Dataset items

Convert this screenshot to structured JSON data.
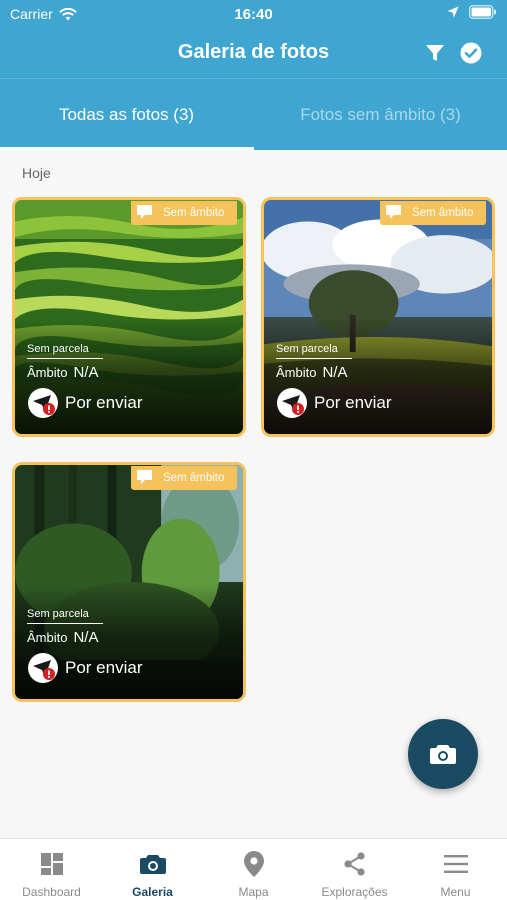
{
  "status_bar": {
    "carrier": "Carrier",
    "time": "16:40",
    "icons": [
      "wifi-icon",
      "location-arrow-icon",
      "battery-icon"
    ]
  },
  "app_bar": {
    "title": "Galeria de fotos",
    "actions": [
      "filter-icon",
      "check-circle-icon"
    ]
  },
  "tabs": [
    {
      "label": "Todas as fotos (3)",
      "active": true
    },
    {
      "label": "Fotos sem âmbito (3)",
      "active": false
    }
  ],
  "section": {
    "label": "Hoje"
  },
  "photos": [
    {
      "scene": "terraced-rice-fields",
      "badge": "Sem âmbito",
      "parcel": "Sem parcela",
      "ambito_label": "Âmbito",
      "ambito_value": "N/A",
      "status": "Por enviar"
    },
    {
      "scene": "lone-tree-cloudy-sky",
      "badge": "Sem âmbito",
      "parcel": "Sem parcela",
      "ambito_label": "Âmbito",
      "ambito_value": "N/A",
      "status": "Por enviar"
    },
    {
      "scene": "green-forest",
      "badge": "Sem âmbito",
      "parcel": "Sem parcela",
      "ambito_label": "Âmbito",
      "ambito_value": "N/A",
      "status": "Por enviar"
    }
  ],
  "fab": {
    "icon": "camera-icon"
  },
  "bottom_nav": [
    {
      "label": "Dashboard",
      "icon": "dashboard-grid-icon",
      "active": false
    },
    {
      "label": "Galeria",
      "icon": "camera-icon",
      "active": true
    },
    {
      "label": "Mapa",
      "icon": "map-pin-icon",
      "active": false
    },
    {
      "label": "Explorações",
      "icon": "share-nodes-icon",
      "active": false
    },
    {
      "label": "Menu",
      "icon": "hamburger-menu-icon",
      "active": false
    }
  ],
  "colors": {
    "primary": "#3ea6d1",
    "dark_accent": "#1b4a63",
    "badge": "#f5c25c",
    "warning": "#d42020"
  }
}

● **Given task**
Copy, from the material above, each line in which the string "scene" occurs.

● **Worked answer**
      "scene": "terraced-rice-fields",
      "scene": "lone-tree-cloudy-sky",
      "scene": "green-forest",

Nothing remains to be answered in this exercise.